DATASET:
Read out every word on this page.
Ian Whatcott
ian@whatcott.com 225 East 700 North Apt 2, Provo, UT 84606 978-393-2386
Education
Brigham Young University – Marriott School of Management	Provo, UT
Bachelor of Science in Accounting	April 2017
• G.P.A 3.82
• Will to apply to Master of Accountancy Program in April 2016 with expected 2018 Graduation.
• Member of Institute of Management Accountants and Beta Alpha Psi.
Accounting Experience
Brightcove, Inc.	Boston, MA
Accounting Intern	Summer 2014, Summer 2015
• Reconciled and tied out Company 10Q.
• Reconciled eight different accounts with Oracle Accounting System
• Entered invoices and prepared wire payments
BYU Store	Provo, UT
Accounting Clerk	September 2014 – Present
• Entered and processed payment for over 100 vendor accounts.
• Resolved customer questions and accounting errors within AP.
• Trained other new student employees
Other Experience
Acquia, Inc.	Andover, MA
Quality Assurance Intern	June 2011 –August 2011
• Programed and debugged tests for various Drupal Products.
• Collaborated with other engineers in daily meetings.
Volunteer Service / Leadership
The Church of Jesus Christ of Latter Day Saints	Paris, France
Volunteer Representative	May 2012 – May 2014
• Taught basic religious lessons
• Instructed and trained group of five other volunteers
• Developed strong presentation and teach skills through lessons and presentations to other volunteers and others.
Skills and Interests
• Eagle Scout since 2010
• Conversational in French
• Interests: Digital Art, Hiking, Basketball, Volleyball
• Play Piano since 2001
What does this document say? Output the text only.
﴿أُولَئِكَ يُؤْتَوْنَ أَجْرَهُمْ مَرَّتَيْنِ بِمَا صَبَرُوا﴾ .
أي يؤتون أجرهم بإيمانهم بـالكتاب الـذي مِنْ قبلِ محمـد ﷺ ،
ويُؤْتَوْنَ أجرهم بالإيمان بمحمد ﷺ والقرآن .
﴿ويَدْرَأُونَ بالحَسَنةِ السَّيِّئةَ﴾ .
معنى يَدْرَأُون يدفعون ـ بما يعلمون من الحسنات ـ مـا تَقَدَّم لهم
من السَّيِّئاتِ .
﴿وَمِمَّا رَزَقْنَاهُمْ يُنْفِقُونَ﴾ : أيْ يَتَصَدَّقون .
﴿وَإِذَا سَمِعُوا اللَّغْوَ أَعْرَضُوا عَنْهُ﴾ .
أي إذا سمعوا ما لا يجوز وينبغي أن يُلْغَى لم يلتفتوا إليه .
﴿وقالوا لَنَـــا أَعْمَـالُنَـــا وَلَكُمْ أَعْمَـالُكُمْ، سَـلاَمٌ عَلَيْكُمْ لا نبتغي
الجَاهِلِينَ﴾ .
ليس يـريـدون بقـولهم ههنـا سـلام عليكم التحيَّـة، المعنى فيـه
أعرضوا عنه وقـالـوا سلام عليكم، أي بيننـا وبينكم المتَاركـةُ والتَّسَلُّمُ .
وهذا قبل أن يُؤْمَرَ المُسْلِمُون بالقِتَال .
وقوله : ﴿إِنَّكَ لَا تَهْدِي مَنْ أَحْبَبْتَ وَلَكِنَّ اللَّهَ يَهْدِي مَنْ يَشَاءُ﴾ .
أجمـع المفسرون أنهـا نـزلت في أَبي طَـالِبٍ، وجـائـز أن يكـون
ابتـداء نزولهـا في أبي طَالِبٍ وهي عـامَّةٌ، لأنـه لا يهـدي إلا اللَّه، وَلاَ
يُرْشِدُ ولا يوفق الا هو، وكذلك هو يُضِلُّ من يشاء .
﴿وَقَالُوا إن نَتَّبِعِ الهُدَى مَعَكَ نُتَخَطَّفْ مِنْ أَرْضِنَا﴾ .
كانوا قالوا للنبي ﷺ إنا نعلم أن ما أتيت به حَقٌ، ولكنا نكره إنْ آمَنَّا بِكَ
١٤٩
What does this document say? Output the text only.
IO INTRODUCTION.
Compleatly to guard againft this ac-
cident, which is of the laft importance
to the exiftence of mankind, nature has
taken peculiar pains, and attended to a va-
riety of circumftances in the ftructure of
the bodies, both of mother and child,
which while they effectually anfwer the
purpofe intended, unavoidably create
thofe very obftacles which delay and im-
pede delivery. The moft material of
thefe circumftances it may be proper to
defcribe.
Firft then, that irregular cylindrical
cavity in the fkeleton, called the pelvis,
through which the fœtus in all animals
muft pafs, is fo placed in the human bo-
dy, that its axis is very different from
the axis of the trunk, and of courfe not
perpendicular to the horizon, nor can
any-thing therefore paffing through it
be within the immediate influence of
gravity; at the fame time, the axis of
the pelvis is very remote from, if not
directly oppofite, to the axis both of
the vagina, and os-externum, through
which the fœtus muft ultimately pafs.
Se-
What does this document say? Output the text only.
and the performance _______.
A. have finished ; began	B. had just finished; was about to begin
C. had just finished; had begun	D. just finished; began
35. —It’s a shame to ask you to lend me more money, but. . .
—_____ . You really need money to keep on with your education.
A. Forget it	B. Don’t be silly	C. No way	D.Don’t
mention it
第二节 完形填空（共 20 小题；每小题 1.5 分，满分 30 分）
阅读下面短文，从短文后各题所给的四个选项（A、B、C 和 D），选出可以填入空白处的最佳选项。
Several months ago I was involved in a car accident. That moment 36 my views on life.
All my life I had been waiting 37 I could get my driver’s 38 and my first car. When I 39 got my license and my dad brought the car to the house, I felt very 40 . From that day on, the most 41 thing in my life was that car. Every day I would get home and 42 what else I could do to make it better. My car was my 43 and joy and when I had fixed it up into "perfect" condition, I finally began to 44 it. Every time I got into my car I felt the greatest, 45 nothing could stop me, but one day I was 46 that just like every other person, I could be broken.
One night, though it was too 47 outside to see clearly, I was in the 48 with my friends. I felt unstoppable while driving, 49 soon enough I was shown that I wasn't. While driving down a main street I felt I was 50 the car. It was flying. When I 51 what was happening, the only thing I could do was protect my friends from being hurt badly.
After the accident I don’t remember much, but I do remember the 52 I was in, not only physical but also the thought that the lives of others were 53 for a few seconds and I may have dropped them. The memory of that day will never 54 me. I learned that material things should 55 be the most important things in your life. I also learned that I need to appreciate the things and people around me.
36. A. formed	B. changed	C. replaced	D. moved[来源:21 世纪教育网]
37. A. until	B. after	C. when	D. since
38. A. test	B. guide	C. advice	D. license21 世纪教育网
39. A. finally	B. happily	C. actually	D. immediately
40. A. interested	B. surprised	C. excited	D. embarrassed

WORK TO DO: All of the entries above must be quoted exactly.

CORRECT RESPONSE:
Read out every word on this page.
Ian Whatcott
ian@whatcott.com 225 East 700 North Apt 2, Provo, UT 84606 978-393-2386
Education
Brigham Young University – Marriott School of Management	Provo, UT
Bachelor of Science in Accounting	April 2017
• G.P.A 3.82
• Will to apply to Master of Accountancy Program in April 2016 with expected 2018 Graduation.
• Member of Institute of Management Accountants and Beta Alpha Psi.
Accounting Experience
Brightcove, Inc.	Boston, MA
Accounting Intern	Summer 2014, Summer 2015
• Reconciled and tied out Company 10Q.
• Reconciled eight different accounts with Oracle Accounting System
• Entered invoices and prepared wire payments
BYU Store	Provo, UT
Accounting Clerk	September 2014 – Present
• Entered and processed payment for over 100 vendor accounts.
• Resolved customer questions and accounting errors within AP.
• Trained other new student employees
Other Experience
Acquia, Inc.	Andover, MA
Quality Assurance Intern	June 2011 –August 2011
• Programed and debugged tests for various Drupal Products.
• Collaborated with other engineers in daily meetings.
Volunteer Service / Leadership
The Church of Jesus Christ of Latter Day Saints	Paris, France
Volunteer Representative	May 2012 – May 2014
• Taught basic religious lessons
• Instructed and trained group of five other volunteers
• Developed strong presentation and teach skills through lessons and presentations to other volunteers and others.
Skills and Interests
• Eagle Scout since 2010
• Conversational in French
• Interests: Digital Art, Hiking, Basketball, Volleyball
• Play Piano since 2001
What does this document say? Output the text only.
﴿أُولَئِكَ يُؤْتَوْنَ أَجْرَهُمْ مَرَّتَيْنِ بِمَا صَبَرُوا﴾ .
أي يؤتون أجرهم بإيمانهم بـالكتاب الـذي مِنْ قبلِ محمـد ﷺ ،
ويُؤْتَوْنَ أجرهم بالإيمان بمحمد ﷺ والقرآن .
﴿ويَدْرَأُونَ بالحَسَنةِ السَّيِّئةَ﴾ .
معنى يَدْرَأُون يدفعون ـ بما يعلمون من الحسنات ـ مـا تَقَدَّم لهم
من السَّيِّئاتِ .
﴿وَمِمَّا رَزَقْنَاهُمْ يُنْفِقُونَ﴾ : أيْ يَتَصَدَّقون .
﴿وَإِذَا سَمِعُوا اللَّغْوَ أَعْرَضُوا عَنْهُ﴾ .
أي إذا سمعوا ما لا يجوز وينبغي أن يُلْغَى لم يلتفتوا إليه .
﴿وقالوا لَنَـــا أَعْمَـالُنَـــا وَلَكُمْ أَعْمَـالُكُمْ، سَـلاَمٌ عَلَيْكُمْ لا نبتغي
الجَاهِلِينَ﴾ .
ليس يـريـدون بقـولهم ههنـا سـلام عليكم التحيَّـة، المعنى فيـه
أعرضوا عنه وقـالـوا سلام عليكم، أي بيننـا وبينكم المتَاركـةُ والتَّسَلُّمُ .
وهذا قبل أن يُؤْمَرَ المُسْلِمُون بالقِتَال .
وقوله : ﴿إِنَّكَ لَا تَهْدِي مَنْ أَحْبَبْتَ وَلَكِنَّ اللَّهَ يَهْدِي مَنْ يَشَاءُ﴾ .
أجمـع المفسرون أنهـا نـزلت في أَبي طَـالِبٍ، وجـائـز أن يكـون
ابتـداء نزولهـا في أبي طَالِبٍ وهي عـامَّةٌ، لأنـه لا يهـدي إلا اللَّه، وَلاَ
يُرْشِدُ ولا يوفق الا هو، وكذلك هو يُضِلُّ من يشاء .
﴿وَقَالُوا إن نَتَّبِعِ الهُدَى مَعَكَ نُتَخَطَّفْ مِنْ أَرْضِنَا﴾ .
كانوا قالوا للنبي ﷺ إنا نعلم أن ما أتيت به حَقٌ، ولكنا نكره إنْ آمَنَّا بِكَ
١٤٩
What does this document say? Output the text only.
IO INTRODUCTION.
Compleatly to guard againft this ac-
cident, which is of the laft importance
to the exiftence of mankind, nature has
taken peculiar pains, and attended to a va-
riety of circumftances in the ftructure of
the bodies, both of mother and child,
which while they effectually anfwer the
purpofe intended, unavoidably create
thofe very obftacles which delay and im-
pede delivery. The moft material of
thefe circumftances it may be proper to
defcribe.
Firft then, that irregular cylindrical
cavity in the fkeleton, called the pelvis,
through which the fœtus in all animals
muft pafs, is fo placed in the human bo-
dy, that its axis is very different from
the axis of the trunk, and of courfe not
perpendicular to the horizon, nor can
any-thing therefore paffing through it
be within the immediate influence of
gravity; at the fame time, the axis of
the pelvis is very remote from, if not
directly oppofite, to the axis both of
the vagina, and os-externum, through
which the fœtus muft ultimately pafs.
Se-
What does this document say? Output the text only.
and the performance _______.
A. have finished ; began	B. had just finished; was about to begin
C. had just finished; had begun	D. just finished; began
35. —It’s a shame to ask you to lend me more money, but. . .
—_____ . You really need money to keep on with your education.
A. Forget it	B. Don’t be silly	C. No way	D.Don’t
mention it
第二节 完形填空（共 20 小题；每小题 1.5 分，满分 30 分）
阅读下面短文，从短文后各题所给的四个选项（A、B、C 和 D），选出可以填入空白处的最佳选项。
Several months ago I was involved in a car accident. That moment 36 my views on life.
All my life I had been waiting 37 I could get my driver’s 38 and my first car. When I 39 got my license and my dad brought the car to the house, I felt very 40 . From that day on, the most 41 thing in my life was that car. Every day I would get home and 42 what else I could do to make it better. My car was my 43 and joy and when I had fixed it up into "perfect" condition, I finally began to 44 it. Every time I got into my car I felt the greatest, 45 nothing could stop me, but one day I was 46 that just like every other person, I could be broken.
One night, though it was too 47 outside to see clearly, I was in the 48 with my friends. I felt unstoppable while driving, 49 soon enough I was shown that I wasn't. While driving down a main street I felt I was 50 the car. It was flying. When I 51 what was happening, the only thing I could do was protect my friends from being hurt badly.
After the accident I don’t remember much, but I do remember the 52 I was in, not only physical but also the thought that the lives of others were 53 for a few seconds and I may have dropped them. The memory of that day will never 54 me. I learned that material things should 55 be the most important things in your life. I also learned that I need to appreciate the things and people around me.
36. A. formed	B. changed	C. replaced	D. moved[来源:21 世纪教育网]
37. A. until	B. after	C. when	D. since
38. A. test	B. guide	C. advice	D. license21 世纪教育网
39. A. finally	B. happily	C. actually	D. immediately
40. A. interested	B. surprised	C. excited	D. embarrassed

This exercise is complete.